_What to produce_. Print out every record exactly as it appears.

* begin *

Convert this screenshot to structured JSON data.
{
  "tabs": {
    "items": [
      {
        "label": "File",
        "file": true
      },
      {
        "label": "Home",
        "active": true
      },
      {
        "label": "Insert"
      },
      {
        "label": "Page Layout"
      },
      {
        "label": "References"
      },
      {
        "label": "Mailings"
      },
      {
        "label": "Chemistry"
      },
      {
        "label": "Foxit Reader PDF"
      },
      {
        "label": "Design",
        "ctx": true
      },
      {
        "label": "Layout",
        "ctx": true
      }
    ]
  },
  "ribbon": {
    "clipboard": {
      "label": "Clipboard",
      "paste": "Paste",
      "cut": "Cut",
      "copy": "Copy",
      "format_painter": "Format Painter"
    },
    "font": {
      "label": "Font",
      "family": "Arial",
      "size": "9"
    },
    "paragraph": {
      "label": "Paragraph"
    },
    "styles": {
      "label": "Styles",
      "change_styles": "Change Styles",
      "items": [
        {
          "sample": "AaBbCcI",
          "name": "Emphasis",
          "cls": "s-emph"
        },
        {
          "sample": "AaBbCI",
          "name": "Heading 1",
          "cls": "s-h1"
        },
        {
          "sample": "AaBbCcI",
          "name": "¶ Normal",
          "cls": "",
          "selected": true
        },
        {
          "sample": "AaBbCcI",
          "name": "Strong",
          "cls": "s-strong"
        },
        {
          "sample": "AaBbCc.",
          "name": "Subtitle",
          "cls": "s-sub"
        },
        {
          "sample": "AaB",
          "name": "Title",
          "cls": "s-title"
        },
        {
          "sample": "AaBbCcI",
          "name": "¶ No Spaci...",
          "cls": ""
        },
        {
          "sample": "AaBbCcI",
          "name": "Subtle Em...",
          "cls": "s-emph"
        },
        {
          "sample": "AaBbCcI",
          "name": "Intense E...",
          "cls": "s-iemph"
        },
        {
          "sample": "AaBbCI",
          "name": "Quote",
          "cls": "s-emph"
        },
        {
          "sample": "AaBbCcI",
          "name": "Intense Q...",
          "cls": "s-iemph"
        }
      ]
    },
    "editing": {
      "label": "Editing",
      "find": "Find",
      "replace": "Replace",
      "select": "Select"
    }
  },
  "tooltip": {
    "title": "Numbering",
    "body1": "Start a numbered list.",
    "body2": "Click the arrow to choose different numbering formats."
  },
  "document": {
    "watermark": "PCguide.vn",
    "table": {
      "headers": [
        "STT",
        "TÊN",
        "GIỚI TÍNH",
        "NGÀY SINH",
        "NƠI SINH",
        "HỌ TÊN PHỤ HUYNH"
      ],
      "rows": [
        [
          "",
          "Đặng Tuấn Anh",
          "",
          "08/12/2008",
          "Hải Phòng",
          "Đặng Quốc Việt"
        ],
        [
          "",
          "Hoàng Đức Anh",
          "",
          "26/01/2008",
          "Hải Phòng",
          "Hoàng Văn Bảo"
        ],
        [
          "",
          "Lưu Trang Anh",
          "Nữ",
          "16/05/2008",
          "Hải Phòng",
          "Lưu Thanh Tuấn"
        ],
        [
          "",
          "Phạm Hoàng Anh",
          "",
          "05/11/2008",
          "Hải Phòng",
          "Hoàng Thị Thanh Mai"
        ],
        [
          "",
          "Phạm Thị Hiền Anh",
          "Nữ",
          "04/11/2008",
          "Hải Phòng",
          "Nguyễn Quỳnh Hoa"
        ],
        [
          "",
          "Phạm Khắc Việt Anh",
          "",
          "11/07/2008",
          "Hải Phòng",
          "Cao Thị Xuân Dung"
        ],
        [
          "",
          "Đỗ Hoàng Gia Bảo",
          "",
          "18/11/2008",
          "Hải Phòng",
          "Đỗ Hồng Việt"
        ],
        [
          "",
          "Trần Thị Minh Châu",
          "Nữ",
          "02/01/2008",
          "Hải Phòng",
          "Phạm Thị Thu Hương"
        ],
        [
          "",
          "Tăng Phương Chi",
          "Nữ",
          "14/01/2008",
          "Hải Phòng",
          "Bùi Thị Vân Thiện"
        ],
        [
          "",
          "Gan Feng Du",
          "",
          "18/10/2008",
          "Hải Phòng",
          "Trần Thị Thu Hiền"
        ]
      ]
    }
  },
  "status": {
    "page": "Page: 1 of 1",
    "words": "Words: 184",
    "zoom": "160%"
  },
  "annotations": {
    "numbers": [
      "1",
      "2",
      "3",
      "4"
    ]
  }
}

* end *

_Response to this exercise_.
Convert this screenshot to structured JSON data.
{
  "tabs": {
    "items": [
      {
        "label": "File",
        "file": true
      },
      {
        "label": "Home",
        "active": true
      },
      {
        "label": "Insert"
      },
      {
        "label": "Page Layout"
      },
      {
        "label": "References"
      },
      {
        "label": "Mailings"
      },
      {
        "label": "Chemistry"
      },
      {
        "label": "Foxit Reader PDF"
      },
      {
        "label": "Design",
        "ctx": true
      },
      {
        "label": "Layout",
        "ctx": true
      }
    ]
  },
  "ribbon": {
    "clipboard": {
      "label": "Clipboard",
      "paste": "Paste",
      "cut": "Cut",
      "copy": "Copy",
      "format_painter": "Format Painter"
    },
    "font": {
      "label": "Font",
      "family": "Arial",
      "size": "9"
    },
    "paragraph": {
      "label": "Paragraph"
    },
    "styles": {
      "label": "Styles",
      "change_styles": "Change Styles",
      "items": [
        {
          "sample": "AaBbCcI",
          "name": "Emphasis",
          "cls": "s-emph"
        },
        {
          "sample": "AaBbCI",
          "name": "Heading 1",
          "cls": "s-h1"
        },
        {
          "sample": "AaBbCcI",
          "name": "¶ Normal",
          "cls": "",
          "selected": true
        },
        {
          "sample": "AaBbCcI",
          "name": "Strong",
          "cls": "s-strong"
        },
        {
          "sample": "AaBbCc.",
          "name": "Subtitle",
          "cls": "s-sub"
        },
        {
          "sample": "AaB",
          "name": "Title",
          "cls": "s-title"
        },
        {
          "sample": "AaBbCcI",
          "name": "¶ No Spaci...",
          "cls": ""
        },
        {
          "sample": "AaBbCcI",
          "name": "Subtle Em...",
          "cls": "s-emph"
        },
        {
          "sample": "AaBbCcI",
          "name": "Intense E...",
          "cls": "s-iemph"
        },
        {
          "sample": "AaBbCI",
          "name": "Quote",
          "cls": "s-emph"
        },
        {
          "sample": "AaBbCcI",
          "name": "Intense Q...",
          "cls": "s-iemph"
        }
      ]
    },
    "editing": {
      "label": "Editing",
      "find": "Find",
      "replace": "Replace",
      "select": "Select"
    }
  },
  "tooltip": {
    "title": "Numbering",
    "body1": "Start a numbered list.",
    "body2": "Click the arrow to choose different numbering formats."
  },
  "document": {
    "watermark": "PCguide.vn",
    "table": {
      "headers": [
        "STT",
        "TÊN",
        "GIỚI TÍNH",
        "NGÀY SINH",
        "NƠI SINH",
        "HỌ TÊN PHỤ HUYNH"
      ],
      "rows": [
        [
          "",
          "Đặng Tuấn Anh",
          "",
          "08/12/2008",
          "Hải Phòng",
          "Đặng Quốc Việt"
        ],
        [
          "",
          "Hoàng Đức Anh",
          "",
          "26/01/2008",
          "Hải Phòng",
          "Hoàng Văn Bảo"
        ],
        [
          "",
          "Lưu Trang Anh",
          "Nữ",
          "16/05/2008",
          "Hải Phòng",
          "Lưu Thanh Tuấn"
        ],
        [
          "",
          "Phạm Hoàng Anh",
          "",
          "05/11/2008",
          "Hải Phòng",
          "Hoàng Thị Thanh Mai"
        ],
        [
          "",
          "Phạm Thị Hiền Anh",
          "Nữ",
          "04/11/2008",
          "Hải Phòng",
          "Nguyễn Quỳnh Hoa"
        ],
        [
          "",
          "Phạm Khắc Việt Anh",
          "",
          "11/07/2008",
          "Hải Phòng",
          "Cao Thị Xuân Dung"
        ],
        [
          "",
          "Đỗ Hoàng Gia Bảo",
          "",
          "18/11/2008",
          "Hải Phòng",
          "Đỗ Hồng Việt"
        ],
        [
          "",
          "Trần Thị Minh Châu",
          "Nữ",
          "02/01/2008",
          "Hải Phòng",
          "Phạm Thị Thu Hương"
        ],
        [
          "",
          "Tăng Phương Chi",
          "Nữ",
          "14/01/2008",
          "Hải Phòng",
          "Bùi Thị Vân Thiện"
        ],
        [
          "",
          "Gan Feng Du",
          "",
          "18/10/2008",
          "Hải Phòng",
          "Trần Thị Thu Hiền"
        ]
      ]
    }
  },
  "status": {
    "page": "Page: 1 of 1",
    "words": "Words: 184",
    "zoom": "160%"
  },
  "annotations": {
    "numbers": [
      "1",
      "2",
      "3",
      "4"
    ]
  }
}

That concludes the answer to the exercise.